#### Requirements
Calculate how many lines in the following records hold the word "EMAIL", and report that number without comment.

>>>>

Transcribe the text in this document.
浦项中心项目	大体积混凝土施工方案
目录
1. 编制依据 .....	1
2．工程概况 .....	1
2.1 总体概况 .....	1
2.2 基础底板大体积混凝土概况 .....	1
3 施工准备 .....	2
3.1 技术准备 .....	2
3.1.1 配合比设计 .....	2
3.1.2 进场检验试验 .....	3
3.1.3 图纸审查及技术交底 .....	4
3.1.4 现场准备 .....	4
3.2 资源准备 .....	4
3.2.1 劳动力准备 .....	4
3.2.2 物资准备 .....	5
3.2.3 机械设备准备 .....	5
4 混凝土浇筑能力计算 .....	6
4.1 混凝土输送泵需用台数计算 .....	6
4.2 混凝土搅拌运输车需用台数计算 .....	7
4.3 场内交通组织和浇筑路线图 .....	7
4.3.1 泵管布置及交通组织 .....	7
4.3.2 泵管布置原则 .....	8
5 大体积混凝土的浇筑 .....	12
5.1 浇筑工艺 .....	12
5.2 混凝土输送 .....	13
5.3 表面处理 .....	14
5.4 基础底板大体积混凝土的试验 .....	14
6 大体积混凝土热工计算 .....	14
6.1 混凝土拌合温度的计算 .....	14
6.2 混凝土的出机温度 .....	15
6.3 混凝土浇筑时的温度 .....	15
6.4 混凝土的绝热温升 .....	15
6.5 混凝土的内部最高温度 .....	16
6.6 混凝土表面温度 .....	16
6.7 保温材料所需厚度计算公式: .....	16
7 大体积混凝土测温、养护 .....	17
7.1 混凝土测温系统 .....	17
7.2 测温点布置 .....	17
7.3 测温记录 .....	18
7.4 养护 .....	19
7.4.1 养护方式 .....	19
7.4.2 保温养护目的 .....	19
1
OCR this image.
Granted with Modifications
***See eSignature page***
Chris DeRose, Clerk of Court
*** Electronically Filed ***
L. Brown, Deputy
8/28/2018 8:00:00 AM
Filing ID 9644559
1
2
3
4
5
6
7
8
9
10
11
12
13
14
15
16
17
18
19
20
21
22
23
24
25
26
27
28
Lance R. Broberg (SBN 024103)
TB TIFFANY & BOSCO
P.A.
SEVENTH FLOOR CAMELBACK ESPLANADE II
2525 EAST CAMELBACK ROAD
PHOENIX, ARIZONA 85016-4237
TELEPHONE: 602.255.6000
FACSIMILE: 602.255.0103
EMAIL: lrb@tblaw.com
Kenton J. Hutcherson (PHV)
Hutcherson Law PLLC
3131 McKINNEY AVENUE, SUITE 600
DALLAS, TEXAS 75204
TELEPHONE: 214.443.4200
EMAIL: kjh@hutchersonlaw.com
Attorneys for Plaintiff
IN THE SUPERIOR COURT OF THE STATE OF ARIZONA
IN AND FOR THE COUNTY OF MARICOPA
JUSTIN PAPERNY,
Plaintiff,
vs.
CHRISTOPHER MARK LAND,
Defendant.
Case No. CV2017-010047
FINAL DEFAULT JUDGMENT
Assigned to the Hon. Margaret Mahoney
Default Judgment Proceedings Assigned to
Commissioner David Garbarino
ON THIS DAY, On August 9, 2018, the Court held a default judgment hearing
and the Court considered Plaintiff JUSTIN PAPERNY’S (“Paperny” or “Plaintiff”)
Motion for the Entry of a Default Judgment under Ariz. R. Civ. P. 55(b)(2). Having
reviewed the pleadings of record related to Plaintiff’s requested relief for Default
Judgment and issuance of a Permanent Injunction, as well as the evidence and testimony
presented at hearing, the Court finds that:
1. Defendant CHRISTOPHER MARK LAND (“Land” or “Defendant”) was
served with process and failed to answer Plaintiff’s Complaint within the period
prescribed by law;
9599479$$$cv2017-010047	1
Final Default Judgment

<<<<

#### Correct response
2